* _課題一覧_:
A) 福利厚生費の記事で「福利厚生費の具体例」として挙げられた項目をすべて書き出せ。
B) 福利厚生費の記事を「個人事業主・フリーランス向け」から始めて「記のような費用が該当します。」まで書き改め、「労働環境の改善」を「職場環境の改善」に置き換えよ。
C) 福利厚生費の記事を、最後の文のあとから書き進めよ。

個人事業主の福利厚生費とは?給与として課税される条件や仕訳方法など

更新日: 2025/10/08
個人事業主の福利厚生費とは?給与として課税される条件や仕訳方法など

個人事業主・フリーランス向けに、福利厚生費についてまとめました。経費計上できる条件や、福利厚生費の具体例などを解説します。

目次

    個人事業主の福利厚生費とは?

    福利厚生費とは、労働環境の改善などを目的として、事業主が「従業員のために負担する費用」のことです。具体的には、下記のような費用が該当します。

    福利厚生費の具体例

    • 従業員の社会保険料(事業主が負担する分)
    • 従業員の通勤手当
    • 従業員との飲み会費用
    • 従業員の食事補助
    • 従業員への慶弔見舞金
    • 従業員の健康診断費用
    • 従業員の住宅手当・家族手当など

    ここでいう「従業員」とは、雇用関係を結んでいる労働者のことです。アルバイトやパートも該当します。ただし、専従者(≒家族従業員)は「従業員」には該当しません。専従者との食事代などを「福利厚生費」として経費計上するのは避けましょう。

    法定福利費と法定外福利費の違い

    福利厚生費は「法定福利費」と「法定”外”福利費」に大別されます。違いをざっくり理解しておくと、福利厚生費の会計処理がわかりやすいです。

    法定福利費 法定福利費
    主な例 ・従業員の雇用保険料
    ・従業員の労災保険料
    ・従業員の健康保険料
    ・従業員の厚生年金保険料
    ・従業員の通勤手当
    ・従業員との飲み会代
    ・従業員の食事補助
    ・従業員への慶弔見舞金
    特徴 事業主の負担が
    法律で定められている費用
    従業員のために
    事業主が任意で払う費用
    勘定科目 福利厚生費 基本は福利厚生費だが
    給与に該当する場合もある

    法定福利費については、迷わず「福利厚生費」として経費計上してOKです。一方、法定外福利費については、実質的に「従業員への給与」とみなされる場合もあるので注意しましょう。詳しくは以下で説明します。

* _表示データ_:

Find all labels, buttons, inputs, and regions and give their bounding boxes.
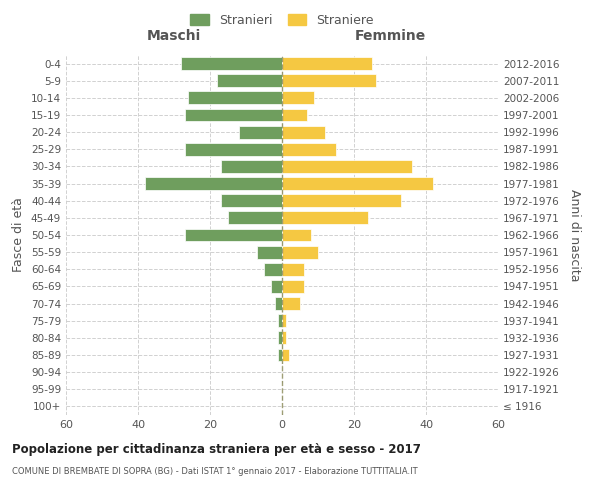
Bar xyxy=(239,126,282,138)
Bar xyxy=(278,314,282,327)
Bar xyxy=(185,143,282,156)
Bar xyxy=(282,160,412,173)
Bar xyxy=(282,332,286,344)
Bar xyxy=(264,263,282,276)
Bar xyxy=(282,246,318,258)
Bar xyxy=(282,57,372,70)
Bar xyxy=(282,74,376,87)
Bar xyxy=(257,246,282,258)
Bar xyxy=(282,228,311,241)
Bar xyxy=(282,212,368,224)
Y-axis label: Fasce di età: Fasce di età xyxy=(13,198,25,272)
Bar xyxy=(221,160,282,173)
Bar xyxy=(145,177,282,190)
Bar xyxy=(282,108,307,122)
Bar xyxy=(181,57,282,70)
Bar xyxy=(282,92,314,104)
Bar xyxy=(282,348,289,362)
Bar xyxy=(282,314,286,327)
Bar xyxy=(185,228,282,241)
Text: Maschi: Maschi xyxy=(147,28,201,42)
Text: COMUNE DI BREMBATE DI SOPRA (BG) - Dati ISTAT 1° gennaio 2017 - Elaborazione TUT: COMUNE DI BREMBATE DI SOPRA (BG) - Dati … xyxy=(12,468,418,476)
Y-axis label: Anni di nascita: Anni di nascita xyxy=(568,188,581,281)
Text: Popolazione per cittadinanza straniera per età e sesso - 2017: Popolazione per cittadinanza straniera p… xyxy=(12,442,421,456)
Bar xyxy=(282,126,325,138)
Bar xyxy=(275,297,282,310)
Bar xyxy=(278,332,282,344)
Bar xyxy=(278,348,282,362)
Bar xyxy=(282,194,401,207)
Bar xyxy=(282,177,433,190)
Bar xyxy=(282,280,304,293)
Bar xyxy=(282,143,336,156)
Text: Femmine: Femmine xyxy=(355,28,425,42)
Bar xyxy=(228,212,282,224)
Bar xyxy=(221,194,282,207)
Bar xyxy=(282,297,300,310)
Bar xyxy=(188,92,282,104)
Bar xyxy=(282,263,304,276)
Legend: Stranieri, Straniere: Stranieri, Straniere xyxy=(185,8,379,32)
Bar xyxy=(217,74,282,87)
Bar xyxy=(185,108,282,122)
Bar xyxy=(271,280,282,293)
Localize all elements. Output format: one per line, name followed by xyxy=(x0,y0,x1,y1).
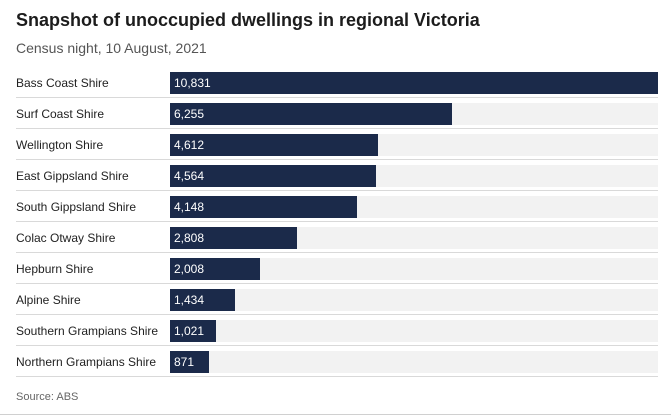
bar-track: 10,831 xyxy=(170,72,658,94)
bar: 871 xyxy=(170,351,209,373)
row-divider xyxy=(16,314,658,315)
bar-track: 4,564 xyxy=(170,165,658,187)
bar-value-label: 1,021 xyxy=(174,324,205,338)
bar-row: Surf Coast Shire 6,255 xyxy=(0,103,671,134)
chart-title: Snapshot of unoccupied dwellings in regi… xyxy=(16,10,480,30)
row-divider xyxy=(16,345,658,346)
source-note: Source: ABS xyxy=(16,391,79,403)
row-divider xyxy=(16,283,658,284)
category-label: Hepburn Shire xyxy=(16,262,94,276)
bar-track: 2,008 xyxy=(170,258,658,280)
bar-track: 4,612 xyxy=(170,134,658,156)
bar: 4,612 xyxy=(170,134,378,156)
bar: 4,564 xyxy=(170,165,376,187)
bar-row: Wellington Shire 4,612 xyxy=(0,134,671,165)
category-label: Surf Coast Shire xyxy=(16,107,105,121)
bar: 6,255 xyxy=(170,103,452,125)
bar-value-label: 4,564 xyxy=(174,169,205,183)
category-label: Colac Otway Shire xyxy=(16,231,116,245)
bar-track: 4,148 xyxy=(170,196,658,218)
category-label: Alpine Shire xyxy=(16,293,81,307)
row-divider xyxy=(16,252,658,253)
bar: 1,434 xyxy=(170,289,235,311)
row-divider xyxy=(16,376,658,377)
bar-row: Hepburn Shire 2,008 xyxy=(0,258,671,289)
bar-value-label: 4,148 xyxy=(174,200,205,214)
bar: 2,808 xyxy=(170,227,297,249)
bar-value-label: 6,255 xyxy=(174,107,205,121)
chart-subtitle: Census night, 10 August, 2021 xyxy=(16,40,207,56)
bar-value-label: 2,808 xyxy=(174,231,205,245)
row-divider xyxy=(16,190,658,191)
bar-track: 2,808 xyxy=(170,227,658,249)
bar-row: East Gippsland Shire 4,564 xyxy=(0,165,671,196)
bar-track: 1,434 xyxy=(170,289,658,311)
bar-row: Bass Coast Shire 10,831 xyxy=(0,72,671,103)
category-label: Wellington Shire xyxy=(16,138,104,152)
bar-row: Southern Grampians Shire 1,021 xyxy=(0,320,671,351)
footer-divider xyxy=(0,414,671,415)
bar-value-label: 10,831 xyxy=(174,76,211,90)
bar-value-label: 2,008 xyxy=(174,262,205,276)
bar: 4,148 xyxy=(170,196,357,218)
bar: 2,008 xyxy=(170,258,260,280)
bar-row: South Gippsland Shire 4,148 xyxy=(0,196,671,227)
bar-value-label: 871 xyxy=(174,355,195,369)
bar-row: Northern Grampians Shire 871 xyxy=(0,351,671,382)
row-divider xyxy=(16,221,658,222)
bar-value-label: 1,434 xyxy=(174,293,205,307)
bar-row: Alpine Shire 1,434 xyxy=(0,289,671,320)
category-label: Bass Coast Shire xyxy=(16,76,109,90)
category-label: Southern Grampians Shire xyxy=(16,324,159,338)
bar-chart: Bass Coast Shire 10,831 Surf Coast Shire 6,… xyxy=(0,70,671,377)
category-label: East Gippsland Shire xyxy=(16,169,129,183)
bar-track: 871 xyxy=(170,351,658,373)
category-label: South Gippsland Shire xyxy=(16,200,137,214)
bar-row: Colac Otway Shire 2,808 xyxy=(0,227,671,258)
bar: 1,021 xyxy=(170,320,216,342)
bar-track: 1,021 xyxy=(170,320,658,342)
row-divider xyxy=(16,159,658,160)
bar-track: 6,255 xyxy=(170,103,658,125)
bar-value-label: 4,612 xyxy=(174,138,205,152)
category-label: Northern Grampians Shire xyxy=(16,355,157,369)
row-divider xyxy=(16,97,658,98)
row-divider xyxy=(16,128,658,129)
bar: 10,831 xyxy=(170,72,658,94)
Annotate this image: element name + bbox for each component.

* _課題別の解答_:
A)
・従業員の社会保険料(事業主が負担する分)
・従業員の通勤手当
・従業員との飲み会費用
・従業員の食事補助
・従業員への慶弔見舞金
・従業員の健康診断費用
・従業員の住宅手当・家族手当など

B)
個人事業主・フリーランス向けに、福利厚生費についてまとめました。経費計上できる条件や、福利厚生費の具体例などを解説します。

目次

    個人事業主の福利厚生費とは?

    福利厚生費とは、職場環境の改善などを目的として、事業主が「従業員のために負担する費用」のことです。具体的には、下記のような費用が該当します。

C)
    福利厚生費と給与の判別方法【3つの条件】

    従業員のために支払った費用は、福利厚生費ではなく「従業員への給与」とみなされる場合もあります。基本的に、給与とみなされるような支出は「給料賃金」として処理しなくてはなりません。

    判断に迷ったら、下記の基準で考えてみてください。一般的に、下記の条件を3つとも満たす費用は「福利厚生費」に該当します。

    1. 現金や金券でないこと
    2. すべての従業員が平等に利用できること
    3. 社会通念上、妥当な金額であること

    ここからは、それぞれの条件について詳しく解説していきます。

    条件① 現金や金券でないこと

    福利厚生のつもりでも、従業員に現金や金券(商品券など)を渡すと、それは「給与」とみなされる可能性が高いです。福利厚生の一環で従業員に何かをしてあげたいなら、食事などの現物支給が無難と考えましょう。

    ただ、例外として「通勤手当」や「慶弔見舞金(結婚祝いなど)」については現金でも構いません。これらは、後述の②と③の条件を満たしていれば、福利厚生費として処理してOKです。

    昨今では「カフェテリアプラン」と呼ばれる、従業員が選べるタイプの福利厚生サービスも増えています。この場合、従業員が選ぶメニュー(商品券や金券など)によっては「給与」とみなされるケースもあるので注意しましょう。

    条件② すべての従業員が平等に利用できること

    特定の従業員だけが対象の費用は、その従業員への「給与」とみなされる可能性があります。福利厚生費として処理したいなら、すべての従業員が平等に利用できるように、制度を整えておきましょう。

    たとえば、従業員に支給する通勤手当や結婚祝いなどについては、「こういう場合に〇〇円を支給する」と規定を作っておくと安心です。お気に入りの従業員にだけ羽振りを良くすると、給与扱いになってしまうかもしれません。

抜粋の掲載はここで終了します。